▸ **Task statement**
How many lines of the entries below include the word "SPRING"? Answer with the number alone.

▸ **Items from a dataset**
* START *
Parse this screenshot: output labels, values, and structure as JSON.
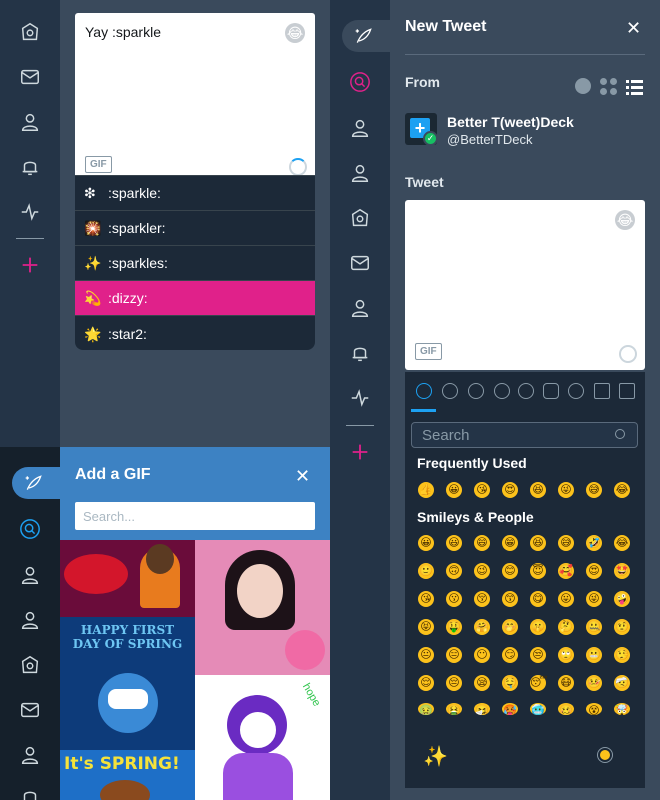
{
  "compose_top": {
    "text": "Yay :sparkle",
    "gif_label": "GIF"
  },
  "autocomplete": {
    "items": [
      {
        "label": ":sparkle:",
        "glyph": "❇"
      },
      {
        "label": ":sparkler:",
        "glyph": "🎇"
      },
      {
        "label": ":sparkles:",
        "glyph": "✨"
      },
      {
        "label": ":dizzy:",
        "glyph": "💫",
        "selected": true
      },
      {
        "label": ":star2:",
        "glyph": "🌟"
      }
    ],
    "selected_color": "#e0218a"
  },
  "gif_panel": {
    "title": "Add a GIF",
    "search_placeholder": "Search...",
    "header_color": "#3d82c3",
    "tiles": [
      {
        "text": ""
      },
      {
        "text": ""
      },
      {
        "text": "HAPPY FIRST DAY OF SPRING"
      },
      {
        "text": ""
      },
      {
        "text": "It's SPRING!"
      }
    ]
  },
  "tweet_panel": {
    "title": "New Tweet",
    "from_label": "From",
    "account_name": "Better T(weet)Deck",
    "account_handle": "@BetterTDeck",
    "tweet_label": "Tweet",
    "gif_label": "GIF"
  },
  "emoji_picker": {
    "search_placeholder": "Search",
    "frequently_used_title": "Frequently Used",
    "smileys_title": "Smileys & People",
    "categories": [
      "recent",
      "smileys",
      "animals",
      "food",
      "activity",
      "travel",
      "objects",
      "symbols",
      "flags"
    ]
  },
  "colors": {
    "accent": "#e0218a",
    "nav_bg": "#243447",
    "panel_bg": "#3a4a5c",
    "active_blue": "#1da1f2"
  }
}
* END *
▸ **Result of the task**
2